- Instructions for the task: Give every line from the entries that contains "title".

- Entries from a dataset:

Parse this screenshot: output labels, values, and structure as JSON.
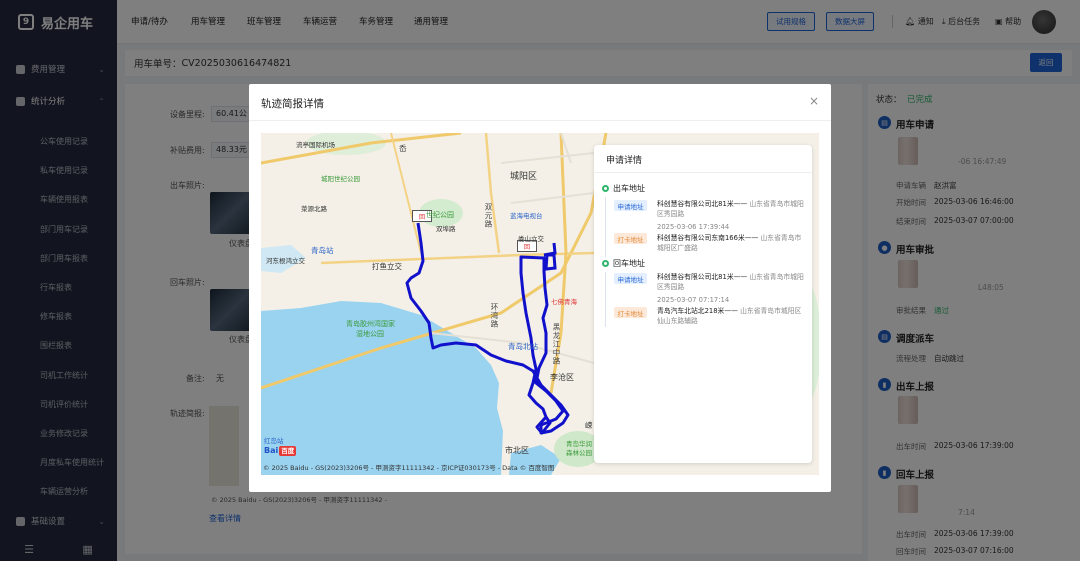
{
  "app": {
    "logo_text": "易企用车",
    "logo_mark": "9"
  },
  "sidebar": {
    "groups": [
      {
        "label": "费用管理",
        "icon": "money-icon"
      },
      {
        "label": "统计分析",
        "icon": "chart-icon"
      },
      {
        "label": "基础设置",
        "icon": "settings-icon"
      }
    ],
    "items": [
      "公车使用记录",
      "私车使用记录",
      "车辆使用报表",
      "部门用车记录",
      "部门用车报表",
      "行车报表",
      "修车报表",
      "围栏报表",
      "司机工作统计",
      "司机评价统计",
      "业务修改记录",
      "月度私车使用统计",
      "车辆运营分析"
    ],
    "footer_icons": [
      "menu-collapse-icon",
      "grid-icon"
    ]
  },
  "topnav": {
    "items": [
      "申请/待办",
      "用车管理",
      "班车管理",
      "车辆运营",
      "车务管理",
      "通用管理"
    ],
    "buttons": [
      "试用规格",
      "数据大屏"
    ],
    "right": {
      "notify": "通知",
      "tasks": "后台任务",
      "help": "帮助"
    }
  },
  "order": {
    "label": "用车单号：",
    "number": "CV2025030616474821",
    "back": "返回"
  },
  "form": {
    "device_mileage_label": "设备里程:",
    "device_mileage": "60.41公",
    "subsidy_label": "补贴费用:",
    "subsidy": "48.33元",
    "out_photo_label": "出车照片:",
    "out_photo_caption": "仪表盘",
    "back_photo_label": "回车照片:",
    "back_photo_caption": "仪表盘",
    "remark_label": "备注:",
    "remark": "无",
    "track_label": "轨迹简报:",
    "map_copyright": "© 2025 Baidu - GS(2023)3206号 - 甲测资字11111342 -",
    "view_detail": "查看详情"
  },
  "right_panel": {
    "status_label": "状态：",
    "status": "已完成",
    "sections": [
      {
        "title": "用车申请",
        "ts_suffix": "-06 16:47:49",
        "rows": [
          [
            "申请车辆",
            "赵洪富"
          ],
          [
            "开始时间",
            "2025-03-06 16:46:00"
          ],
          [
            "结束时间",
            "2025-03-07 07:00:00"
          ]
        ]
      },
      {
        "title": "用车审批",
        "ts_suffix": "L48:05",
        "rows": [
          [
            "审批结果",
            "通过"
          ]
        ]
      },
      {
        "title": "调度派车",
        "rows": [
          [
            "流程处理",
            "自动跳过"
          ]
        ]
      },
      {
        "title": "出车上报",
        "rows": [
          [
            "出车时间",
            "2025-03-06 17:39:00"
          ]
        ]
      },
      {
        "title": "回车上报",
        "ts_suffix": "7:14",
        "rows": [
          [
            "出车时间",
            "2025-03-06 17:39:00"
          ],
          [
            "回车时间",
            "2025-03-07 07:16:00"
          ]
        ]
      }
    ]
  },
  "modal": {
    "title": "轨迹简报详情",
    "close": "×",
    "map": {
      "labels": [
        "城阳区",
        "双元路",
        "青岛站",
        "打鱼立交",
        "岙",
        "娄山立交",
        "蓝海电视台",
        "世纪公园",
        "环湾路",
        "黑龙江中路",
        "李沧区",
        "青岛北站",
        "市北区",
        "嵘",
        "青岛华润",
        "森林公园",
        "红岛站",
        "流亭国际机场",
        "青岛胶州湾国家",
        "湿地公园",
        "七佛青海",
        "城阳世纪公园",
        "菜源北路",
        "河东根鸿立交",
        "双埠路"
      ],
      "pin_labels": [
        "回",
        "回"
      ],
      "logo": "Bai",
      "logo_badge": "百度",
      "copyright": "© 2025 Baidu - GS(2023)3206号 - 甲测资字11111342 - 京ICP证030173号 - Data © 百度智图"
    },
    "detail": {
      "title": "申请详情",
      "out": {
        "heading": "出车地址",
        "apply_tag": "申请地址",
        "apply_addr": "科创慧谷有限公司北81米——",
        "apply_region": "山东省青岛市城阳区秀园路",
        "punch_tag": "打卡地址",
        "punch_time": "2025-03-06 17:39:44",
        "punch_addr": "科创慧谷有限公司东南166米——",
        "punch_region": "山东省青岛市城阳区广盛路"
      },
      "back": {
        "heading": "回车地址",
        "apply_tag": "申请地址",
        "apply_addr": "科创慧谷有限公司北81米——",
        "apply_region": "山东省青岛市城阳区秀园路",
        "punch_tag": "打卡地址",
        "punch_time": "2025-03-07 07:17:14",
        "punch_addr": "青岛汽车北站北218米——",
        "punch_region": "山东省青岛市城阳区仙山东路辅路"
      }
    }
  },
  "colors": {
    "primary": "#1f64d9",
    "sidebar": "#242b3f",
    "route": "#1111cc",
    "success": "#2fb56b",
    "water": "#9ad3f0"
  }
}
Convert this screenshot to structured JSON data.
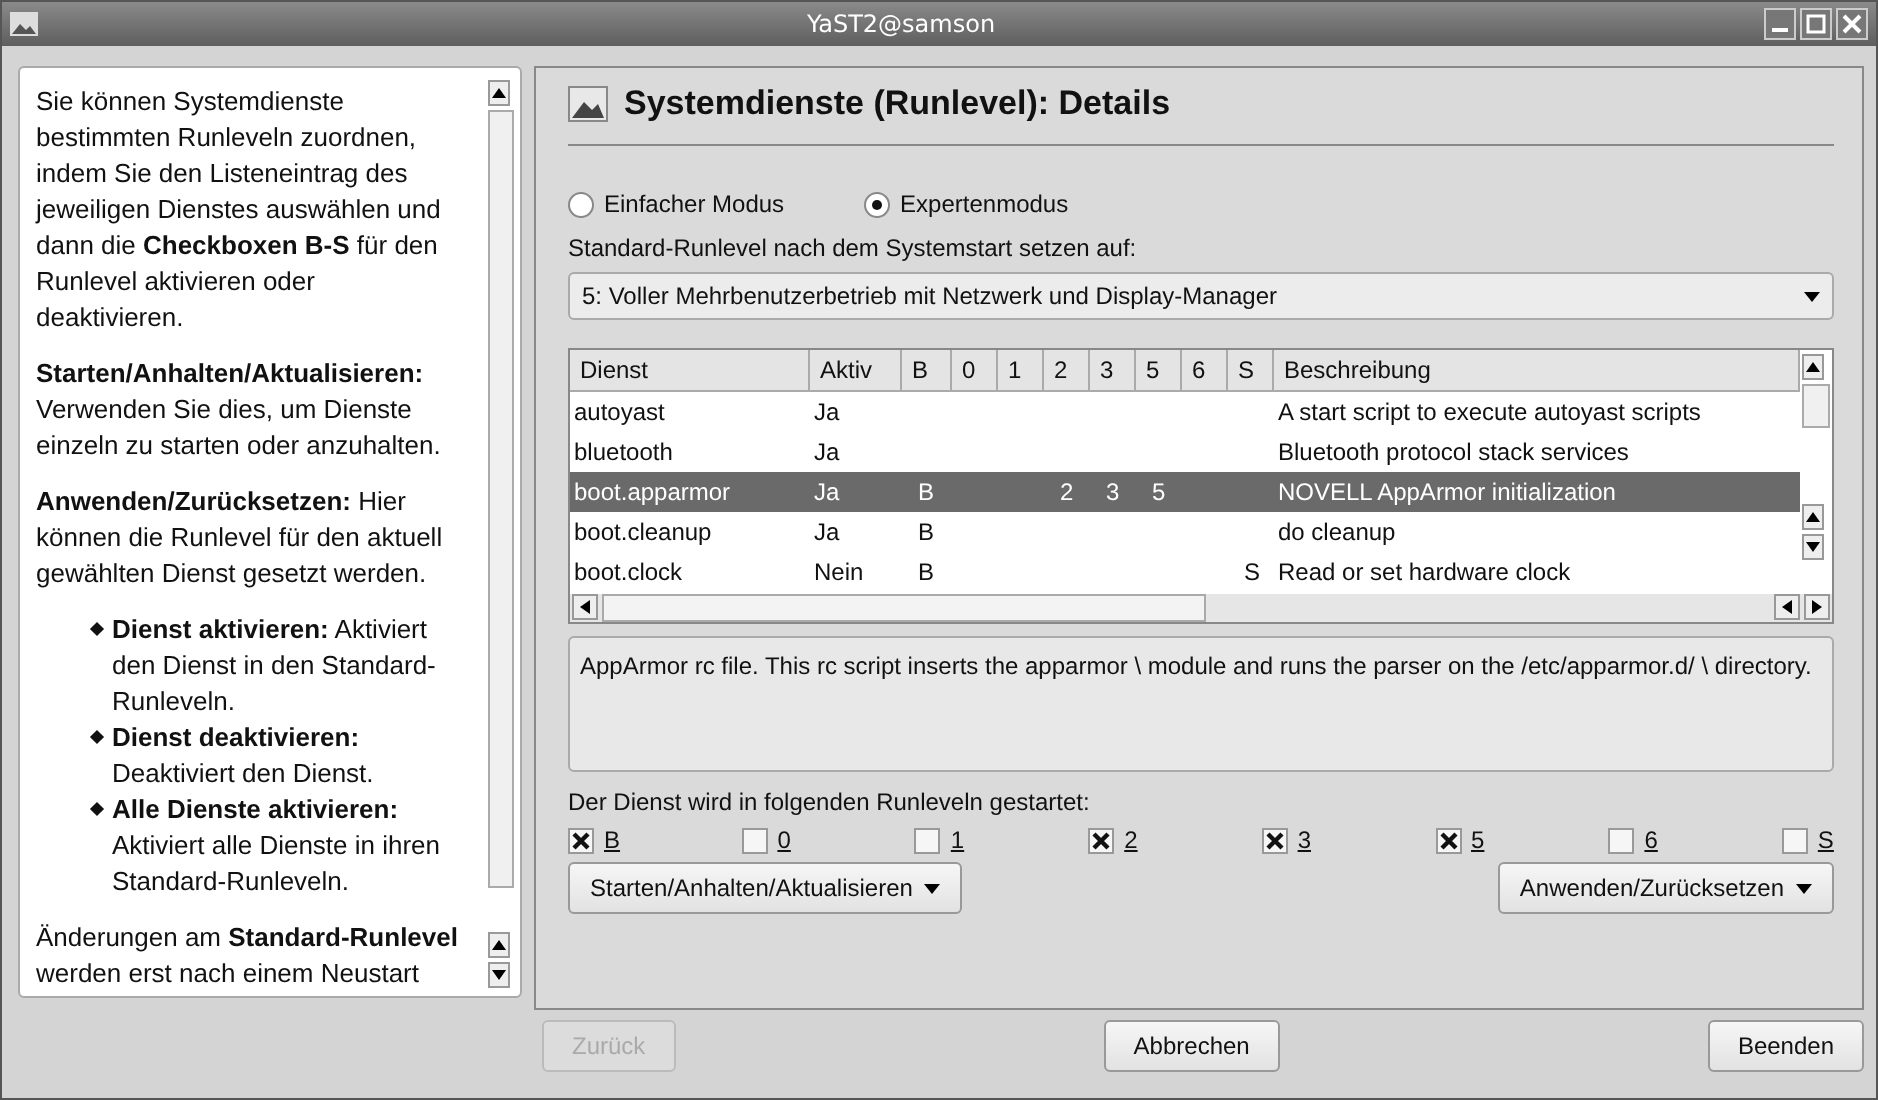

- Written response:
        "title": "用车申请",
        "title": "用车审批",
        "title": "调度派车",
        "title": "出车上报",
        "title": "回车上报",
    "title": "轨迹简报详情",
      "title": "申请详情",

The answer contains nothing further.